**Task brief:** Could you pull out the lines of the listing, starting at its first line and stopping after the line that contains "- legend-item: Middle"? Reproduce them unchanged, with both end lines included.

Records from a collection
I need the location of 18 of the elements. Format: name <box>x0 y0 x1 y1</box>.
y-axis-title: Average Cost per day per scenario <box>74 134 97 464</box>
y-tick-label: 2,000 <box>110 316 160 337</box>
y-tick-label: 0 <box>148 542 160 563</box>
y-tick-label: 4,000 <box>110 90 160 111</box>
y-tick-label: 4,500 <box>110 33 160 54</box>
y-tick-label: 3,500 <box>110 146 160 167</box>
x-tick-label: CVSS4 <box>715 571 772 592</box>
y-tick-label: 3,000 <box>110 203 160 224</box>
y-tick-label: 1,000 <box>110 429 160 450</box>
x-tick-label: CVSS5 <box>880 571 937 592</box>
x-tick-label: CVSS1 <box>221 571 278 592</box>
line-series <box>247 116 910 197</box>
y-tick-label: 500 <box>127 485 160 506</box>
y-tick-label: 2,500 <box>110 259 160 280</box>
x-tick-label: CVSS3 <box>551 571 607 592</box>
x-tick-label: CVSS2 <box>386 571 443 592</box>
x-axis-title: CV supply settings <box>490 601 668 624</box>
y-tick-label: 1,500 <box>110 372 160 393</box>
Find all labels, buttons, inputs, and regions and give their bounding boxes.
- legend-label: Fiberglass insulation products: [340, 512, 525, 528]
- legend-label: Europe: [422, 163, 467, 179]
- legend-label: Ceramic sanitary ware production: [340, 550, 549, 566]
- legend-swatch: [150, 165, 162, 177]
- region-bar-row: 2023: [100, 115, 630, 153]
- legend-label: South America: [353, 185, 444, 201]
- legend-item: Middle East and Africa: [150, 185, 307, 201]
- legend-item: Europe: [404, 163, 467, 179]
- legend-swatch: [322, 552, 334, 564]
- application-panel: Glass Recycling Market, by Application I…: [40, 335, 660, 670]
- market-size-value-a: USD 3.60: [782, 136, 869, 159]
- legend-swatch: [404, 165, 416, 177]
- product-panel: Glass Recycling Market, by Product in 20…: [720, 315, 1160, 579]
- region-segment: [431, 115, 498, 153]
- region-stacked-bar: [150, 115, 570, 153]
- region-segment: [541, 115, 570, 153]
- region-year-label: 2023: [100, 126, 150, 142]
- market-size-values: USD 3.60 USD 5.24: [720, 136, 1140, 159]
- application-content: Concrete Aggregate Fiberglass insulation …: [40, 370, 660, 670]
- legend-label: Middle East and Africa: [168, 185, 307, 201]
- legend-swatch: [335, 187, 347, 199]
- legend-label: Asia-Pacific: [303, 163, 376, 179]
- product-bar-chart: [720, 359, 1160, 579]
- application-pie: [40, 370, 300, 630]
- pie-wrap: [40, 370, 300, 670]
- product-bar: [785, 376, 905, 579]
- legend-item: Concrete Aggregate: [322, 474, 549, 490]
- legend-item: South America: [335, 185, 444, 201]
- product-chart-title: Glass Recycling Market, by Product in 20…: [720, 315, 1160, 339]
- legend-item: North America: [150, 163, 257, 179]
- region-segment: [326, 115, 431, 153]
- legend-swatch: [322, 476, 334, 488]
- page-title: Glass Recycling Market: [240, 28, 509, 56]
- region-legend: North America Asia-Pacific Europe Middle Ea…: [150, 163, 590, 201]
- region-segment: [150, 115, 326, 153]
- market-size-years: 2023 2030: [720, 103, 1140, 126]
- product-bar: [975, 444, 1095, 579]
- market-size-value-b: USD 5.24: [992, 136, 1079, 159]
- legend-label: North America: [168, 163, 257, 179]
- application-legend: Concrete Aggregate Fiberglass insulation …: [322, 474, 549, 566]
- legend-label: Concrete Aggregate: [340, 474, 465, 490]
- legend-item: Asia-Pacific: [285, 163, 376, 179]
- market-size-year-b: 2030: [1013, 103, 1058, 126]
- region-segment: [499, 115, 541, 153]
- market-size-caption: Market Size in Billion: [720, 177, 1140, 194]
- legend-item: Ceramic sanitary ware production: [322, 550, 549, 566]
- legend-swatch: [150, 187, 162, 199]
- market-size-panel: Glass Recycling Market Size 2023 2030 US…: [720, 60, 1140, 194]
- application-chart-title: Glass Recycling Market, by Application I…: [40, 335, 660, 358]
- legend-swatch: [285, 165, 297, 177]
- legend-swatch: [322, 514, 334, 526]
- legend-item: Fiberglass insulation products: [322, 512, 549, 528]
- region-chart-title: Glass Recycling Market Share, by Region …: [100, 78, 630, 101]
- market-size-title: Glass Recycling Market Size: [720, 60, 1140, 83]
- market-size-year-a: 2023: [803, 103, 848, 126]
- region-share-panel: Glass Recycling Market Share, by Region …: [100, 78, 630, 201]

**Result below:**
I need the location of 18 of the elements. Format: name <box>x0 y0 x1 y1</box>.
y-axis-title: Average Cost per day per scenario <box>74 134 97 464</box>
y-tick-label: 2,000 <box>110 316 160 337</box>
y-tick-label: 0 <box>148 542 160 563</box>
y-tick-label: 4,000 <box>110 90 160 111</box>
y-tick-label: 4,500 <box>110 33 160 54</box>
y-tick-label: 3,500 <box>110 146 160 167</box>
x-tick-label: CVSS4 <box>715 571 772 592</box>
y-tick-label: 3,000 <box>110 203 160 224</box>
y-tick-label: 1,000 <box>110 429 160 450</box>
x-tick-label: CVSS5 <box>880 571 937 592</box>
x-tick-label: CVSS1 <box>221 571 278 592</box>
line-series <box>247 116 910 197</box>
y-tick-label: 500 <box>127 485 160 506</box>
y-tick-label: 2,500 <box>110 259 160 280</box>
x-tick-label: CVSS3 <box>551 571 607 592</box>
x-tick-label: CVSS2 <box>386 571 443 592</box>
x-axis-title: CV supply settings <box>490 601 668 624</box>
y-tick-label: 1,500 <box>110 372 160 393</box>
Find all labels, buttons, inputs, and regions and give their bounding boxes.
- legend-label: Fiberglass insulation products: [340, 512, 525, 528]
- legend-label: Europe: [422, 163, 467, 179]
- legend-label: Ceramic sanitary ware production: [340, 550, 549, 566]
- legend-swatch: [150, 165, 162, 177]
- region-bar-row: 2023: [100, 115, 630, 153]
- legend-label: South America: [353, 185, 444, 201]
- legend-item: Middle East and Africa: [150, 185, 307, 201]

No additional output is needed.